- Provided information

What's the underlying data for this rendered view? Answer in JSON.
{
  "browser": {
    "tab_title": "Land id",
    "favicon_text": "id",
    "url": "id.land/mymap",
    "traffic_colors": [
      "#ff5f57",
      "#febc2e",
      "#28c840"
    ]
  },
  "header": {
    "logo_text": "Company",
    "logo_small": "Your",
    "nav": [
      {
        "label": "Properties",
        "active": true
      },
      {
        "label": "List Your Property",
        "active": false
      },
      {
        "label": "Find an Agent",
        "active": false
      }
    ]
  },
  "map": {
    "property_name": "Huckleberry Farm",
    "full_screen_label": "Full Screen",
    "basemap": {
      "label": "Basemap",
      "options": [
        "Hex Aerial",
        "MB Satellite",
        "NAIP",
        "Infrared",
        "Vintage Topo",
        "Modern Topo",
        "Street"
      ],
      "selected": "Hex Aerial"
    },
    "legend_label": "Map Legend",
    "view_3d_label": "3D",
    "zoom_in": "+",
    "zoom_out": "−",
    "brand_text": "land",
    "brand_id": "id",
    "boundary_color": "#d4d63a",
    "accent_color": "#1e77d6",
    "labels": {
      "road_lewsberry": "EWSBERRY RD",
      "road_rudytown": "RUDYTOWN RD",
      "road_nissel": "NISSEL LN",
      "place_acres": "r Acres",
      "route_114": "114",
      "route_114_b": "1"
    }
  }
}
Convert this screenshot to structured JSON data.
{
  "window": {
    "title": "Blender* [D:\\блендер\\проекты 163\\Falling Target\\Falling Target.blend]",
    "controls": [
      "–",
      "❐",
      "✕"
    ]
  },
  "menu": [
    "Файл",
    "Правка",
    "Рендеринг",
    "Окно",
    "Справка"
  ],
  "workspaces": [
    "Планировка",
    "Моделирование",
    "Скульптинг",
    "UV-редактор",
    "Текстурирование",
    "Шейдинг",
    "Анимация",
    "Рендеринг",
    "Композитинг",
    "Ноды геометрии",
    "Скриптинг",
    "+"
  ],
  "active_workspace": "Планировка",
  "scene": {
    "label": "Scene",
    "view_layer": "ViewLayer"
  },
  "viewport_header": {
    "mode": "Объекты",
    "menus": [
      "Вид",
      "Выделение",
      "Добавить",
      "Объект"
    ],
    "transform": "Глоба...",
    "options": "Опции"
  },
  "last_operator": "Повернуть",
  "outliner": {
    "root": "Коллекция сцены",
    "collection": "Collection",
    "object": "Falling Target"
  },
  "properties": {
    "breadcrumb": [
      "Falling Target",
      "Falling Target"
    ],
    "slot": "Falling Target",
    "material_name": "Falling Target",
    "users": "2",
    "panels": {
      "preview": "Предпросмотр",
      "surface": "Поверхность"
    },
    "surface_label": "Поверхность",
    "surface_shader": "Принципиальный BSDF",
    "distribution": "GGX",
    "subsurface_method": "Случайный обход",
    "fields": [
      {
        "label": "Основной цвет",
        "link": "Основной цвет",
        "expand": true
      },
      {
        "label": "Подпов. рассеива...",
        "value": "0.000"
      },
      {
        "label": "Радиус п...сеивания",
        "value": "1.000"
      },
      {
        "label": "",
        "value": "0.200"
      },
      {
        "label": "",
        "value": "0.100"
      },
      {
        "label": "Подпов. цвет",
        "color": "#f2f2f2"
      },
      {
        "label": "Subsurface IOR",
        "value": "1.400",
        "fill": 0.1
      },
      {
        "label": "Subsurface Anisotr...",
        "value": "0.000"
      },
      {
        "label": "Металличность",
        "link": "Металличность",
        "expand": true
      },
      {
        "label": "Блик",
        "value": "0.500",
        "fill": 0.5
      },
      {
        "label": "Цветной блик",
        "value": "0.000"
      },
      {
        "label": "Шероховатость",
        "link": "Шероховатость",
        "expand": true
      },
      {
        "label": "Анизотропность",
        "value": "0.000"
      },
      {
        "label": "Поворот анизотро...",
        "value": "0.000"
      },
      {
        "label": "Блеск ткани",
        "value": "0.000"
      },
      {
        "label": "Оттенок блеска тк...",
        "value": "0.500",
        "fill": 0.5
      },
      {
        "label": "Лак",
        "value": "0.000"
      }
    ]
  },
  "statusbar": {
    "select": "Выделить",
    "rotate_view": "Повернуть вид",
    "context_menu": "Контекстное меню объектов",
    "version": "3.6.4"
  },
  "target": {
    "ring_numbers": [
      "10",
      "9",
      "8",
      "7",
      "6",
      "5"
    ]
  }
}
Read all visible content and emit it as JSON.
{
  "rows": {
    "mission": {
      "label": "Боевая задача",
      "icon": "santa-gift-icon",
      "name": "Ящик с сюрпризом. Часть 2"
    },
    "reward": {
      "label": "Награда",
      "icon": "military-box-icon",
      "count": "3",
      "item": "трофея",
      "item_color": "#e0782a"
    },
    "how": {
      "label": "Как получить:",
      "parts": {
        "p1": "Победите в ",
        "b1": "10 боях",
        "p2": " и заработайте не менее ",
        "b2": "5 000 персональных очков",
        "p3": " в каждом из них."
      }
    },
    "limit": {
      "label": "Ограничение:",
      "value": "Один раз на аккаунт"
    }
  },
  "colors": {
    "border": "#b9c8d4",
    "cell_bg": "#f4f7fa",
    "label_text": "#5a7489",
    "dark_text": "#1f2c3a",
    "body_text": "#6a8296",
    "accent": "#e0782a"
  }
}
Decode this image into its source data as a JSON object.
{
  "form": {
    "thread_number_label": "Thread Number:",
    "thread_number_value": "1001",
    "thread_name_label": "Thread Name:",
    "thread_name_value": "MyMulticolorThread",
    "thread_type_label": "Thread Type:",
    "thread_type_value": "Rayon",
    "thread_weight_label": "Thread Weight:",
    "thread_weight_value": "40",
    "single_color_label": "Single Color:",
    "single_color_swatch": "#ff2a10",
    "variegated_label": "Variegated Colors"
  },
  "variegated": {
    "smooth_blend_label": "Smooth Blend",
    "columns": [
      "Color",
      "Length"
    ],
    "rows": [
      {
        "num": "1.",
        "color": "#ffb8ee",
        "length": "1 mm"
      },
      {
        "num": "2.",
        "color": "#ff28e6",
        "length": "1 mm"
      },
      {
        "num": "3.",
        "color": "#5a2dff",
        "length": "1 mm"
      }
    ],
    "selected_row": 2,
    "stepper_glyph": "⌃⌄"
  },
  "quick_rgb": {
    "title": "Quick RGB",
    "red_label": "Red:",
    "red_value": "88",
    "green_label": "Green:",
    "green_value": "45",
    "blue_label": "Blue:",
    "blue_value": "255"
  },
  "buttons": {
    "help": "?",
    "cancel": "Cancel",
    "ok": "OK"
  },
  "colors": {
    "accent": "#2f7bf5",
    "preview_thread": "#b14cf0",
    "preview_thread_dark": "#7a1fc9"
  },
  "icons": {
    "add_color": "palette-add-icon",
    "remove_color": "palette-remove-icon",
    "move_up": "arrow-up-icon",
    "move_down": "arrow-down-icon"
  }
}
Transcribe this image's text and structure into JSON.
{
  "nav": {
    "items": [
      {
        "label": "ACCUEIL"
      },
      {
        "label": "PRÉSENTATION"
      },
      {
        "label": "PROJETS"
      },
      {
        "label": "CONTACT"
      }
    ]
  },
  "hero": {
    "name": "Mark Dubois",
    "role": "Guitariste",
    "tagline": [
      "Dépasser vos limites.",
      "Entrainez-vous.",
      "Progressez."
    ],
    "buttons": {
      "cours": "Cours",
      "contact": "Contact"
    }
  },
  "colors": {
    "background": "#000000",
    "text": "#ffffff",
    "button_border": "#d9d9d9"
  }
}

- Task to complete
Collect, from the material above, every line containing the word "this".

- Expected output
What's the underlying data for this rendered view? Answer in JSON.
Convert this screenshot to structured JSON data.
Decode this image into its source data as a JSON object.
Transcribe this image's text and structure into JSON.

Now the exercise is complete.